(Collected data entries)
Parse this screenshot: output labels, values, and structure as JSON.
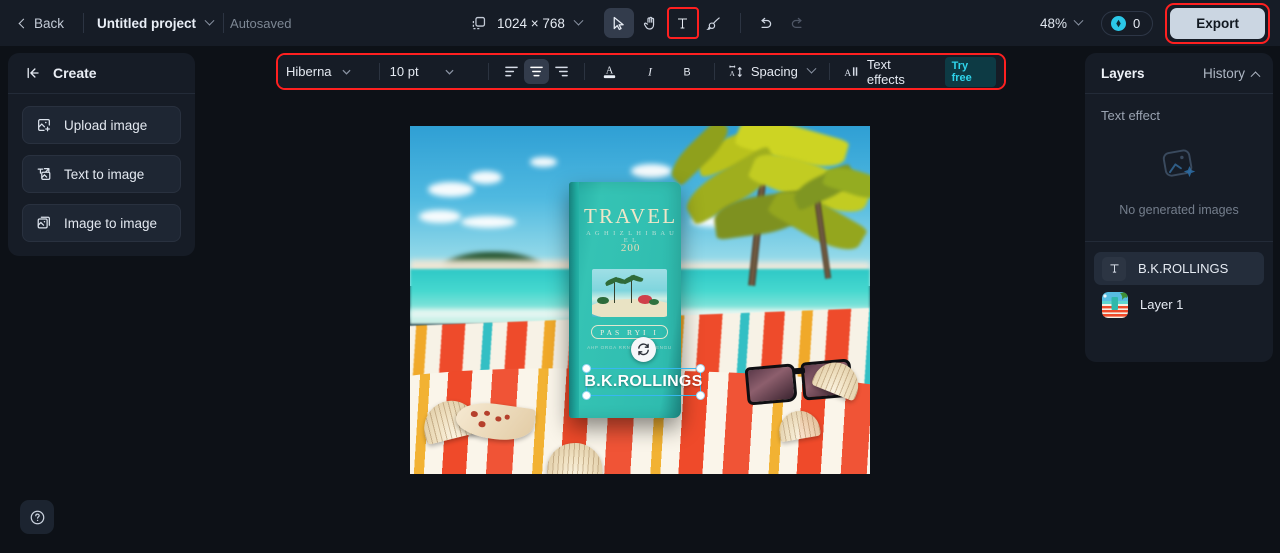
{
  "topbar": {
    "back_label": "Back",
    "project_name": "Untitled project",
    "autosaved_label": "Autosaved",
    "canvas_size": "1024 × 768",
    "zoom_level": "48%",
    "credits_count": "0",
    "export_label": "Export",
    "tools": [
      {
        "name": "select-tool",
        "icon": "cursor-arrow-icon",
        "active": true
      },
      {
        "name": "hand-tool",
        "icon": "hand-icon",
        "active": false
      },
      {
        "name": "text-tool",
        "icon": "text-t-icon",
        "active": false
      },
      {
        "name": "brush-tool",
        "icon": "brush-icon",
        "active": false
      },
      {
        "name": "undo",
        "icon": "undo-arrow-icon",
        "active": false
      },
      {
        "name": "redo",
        "icon": "redo-arrow-icon",
        "active": false
      }
    ],
    "accent_highlight_color": "#ff2020",
    "credit_icon_color": "#2bc8e8"
  },
  "text_toolbar": {
    "font_family": "Hiberna",
    "font_size": "10 pt",
    "align_left_label": "Align left",
    "align_center_label": "Align center",
    "align_right_label": "Align right",
    "text_color_label": "Text color",
    "italic_label": "I",
    "bold_label": "B",
    "spacing_label": "Spacing",
    "text_effects_label": "Text effects",
    "try_free_badge": "Try free",
    "active_alignment": "center",
    "badge_color": "#2fd3ea"
  },
  "left_panel": {
    "header": "Create",
    "collapse_icon": "collapse-left-icon",
    "items": [
      {
        "label": "Upload image",
        "icon": "upload-image-icon"
      },
      {
        "label": "Text to image",
        "icon": "text-to-image-icon"
      },
      {
        "label": "Image to image",
        "icon": "image-to-image-icon"
      }
    ],
    "help_icon": "question-mark-icon"
  },
  "right_panel": {
    "layers_tab": "Layers",
    "history_tab": "History",
    "section_title": "Text effect",
    "empty_state": "No generated images",
    "empty_icon": "image-sparkle-icon",
    "layers": [
      {
        "label": "B.K.ROLLINGS",
        "type": "text",
        "selected": true
      },
      {
        "label": "Layer 1",
        "type": "image",
        "selected": false
      }
    ]
  },
  "canvas": {
    "book_title": "TRAVEL",
    "book_subtitle": "A G H I Z L H  I  B A U E L",
    "book_year": "200",
    "book_badge": "PAS      RYI I",
    "book_fine_print": "AHP                ORGA\nRRNTOU        RRTENGU",
    "overlay_text": "B.K.ROLLINGS",
    "selection_color": "#37b7f0",
    "rotate_icon": "rotate-refresh-icon"
  }
}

Work instructions: Find all the lines containing "arrow" in the material, then copy them.

The result:
        "icon": "cursor-arrow-icon",
        "icon": "undo-arrow-icon",
        "icon": "redo-arrow-icon",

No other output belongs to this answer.